Comb the records below for the string "this" and copy each line where it turns up.

Rows from a figure dataset:
■ ■ ■ ■ ■

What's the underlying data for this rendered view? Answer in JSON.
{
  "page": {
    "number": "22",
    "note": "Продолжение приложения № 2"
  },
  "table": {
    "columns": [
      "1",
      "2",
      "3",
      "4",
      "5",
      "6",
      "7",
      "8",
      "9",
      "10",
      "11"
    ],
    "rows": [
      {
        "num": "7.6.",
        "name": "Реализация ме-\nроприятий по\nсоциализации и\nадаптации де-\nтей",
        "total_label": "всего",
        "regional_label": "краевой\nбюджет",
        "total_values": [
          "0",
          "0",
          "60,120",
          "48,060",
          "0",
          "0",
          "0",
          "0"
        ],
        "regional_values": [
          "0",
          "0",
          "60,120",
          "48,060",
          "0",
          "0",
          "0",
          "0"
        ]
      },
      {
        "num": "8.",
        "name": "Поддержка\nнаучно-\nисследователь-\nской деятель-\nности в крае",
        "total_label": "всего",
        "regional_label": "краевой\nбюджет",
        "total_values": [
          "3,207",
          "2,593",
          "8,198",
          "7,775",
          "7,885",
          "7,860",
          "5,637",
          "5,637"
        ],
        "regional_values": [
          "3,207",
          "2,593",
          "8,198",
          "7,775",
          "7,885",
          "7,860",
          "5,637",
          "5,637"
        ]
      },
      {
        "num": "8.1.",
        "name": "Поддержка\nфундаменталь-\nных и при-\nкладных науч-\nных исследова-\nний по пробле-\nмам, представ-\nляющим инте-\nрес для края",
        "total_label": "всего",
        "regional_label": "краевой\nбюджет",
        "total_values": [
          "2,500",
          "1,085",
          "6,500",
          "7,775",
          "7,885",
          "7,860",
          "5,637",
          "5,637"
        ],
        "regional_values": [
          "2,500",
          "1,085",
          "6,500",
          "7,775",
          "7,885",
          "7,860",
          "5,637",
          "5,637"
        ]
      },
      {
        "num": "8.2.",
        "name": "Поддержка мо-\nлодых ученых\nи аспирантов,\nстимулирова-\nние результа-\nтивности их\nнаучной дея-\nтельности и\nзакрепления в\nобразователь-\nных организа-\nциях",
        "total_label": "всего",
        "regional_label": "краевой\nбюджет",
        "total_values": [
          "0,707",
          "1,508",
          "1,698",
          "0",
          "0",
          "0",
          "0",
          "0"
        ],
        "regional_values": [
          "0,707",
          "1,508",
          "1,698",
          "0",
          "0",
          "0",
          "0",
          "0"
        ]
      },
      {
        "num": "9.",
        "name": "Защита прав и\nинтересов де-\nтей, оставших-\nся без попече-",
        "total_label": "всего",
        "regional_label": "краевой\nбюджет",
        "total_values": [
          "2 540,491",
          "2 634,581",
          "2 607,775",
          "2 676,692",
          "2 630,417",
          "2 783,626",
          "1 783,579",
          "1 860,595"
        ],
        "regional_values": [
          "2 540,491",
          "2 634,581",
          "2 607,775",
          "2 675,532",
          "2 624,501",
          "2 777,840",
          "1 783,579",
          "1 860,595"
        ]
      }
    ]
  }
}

■ ■ ■ ■ ■

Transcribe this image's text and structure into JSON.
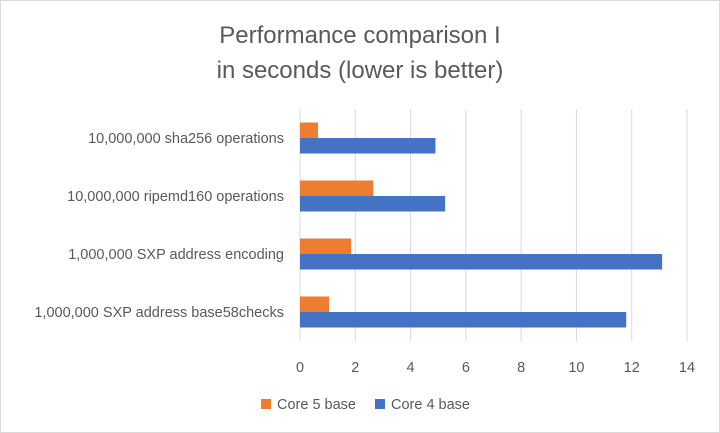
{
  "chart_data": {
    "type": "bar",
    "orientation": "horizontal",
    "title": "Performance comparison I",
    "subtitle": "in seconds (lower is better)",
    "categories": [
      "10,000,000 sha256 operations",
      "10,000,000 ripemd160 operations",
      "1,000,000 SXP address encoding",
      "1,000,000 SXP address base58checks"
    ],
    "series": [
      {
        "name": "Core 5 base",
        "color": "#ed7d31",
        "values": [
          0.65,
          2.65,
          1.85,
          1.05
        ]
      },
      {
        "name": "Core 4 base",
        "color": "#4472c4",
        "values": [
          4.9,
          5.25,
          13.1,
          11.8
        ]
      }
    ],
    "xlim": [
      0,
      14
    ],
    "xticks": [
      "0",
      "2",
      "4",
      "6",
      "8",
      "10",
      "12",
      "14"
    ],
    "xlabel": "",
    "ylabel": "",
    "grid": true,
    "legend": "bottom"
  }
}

■ ■ ■ ■ ■

The solution:
What's the underlying data for this rendered view? Answer in JSON.
Transcribe this image's text and structure into JSON.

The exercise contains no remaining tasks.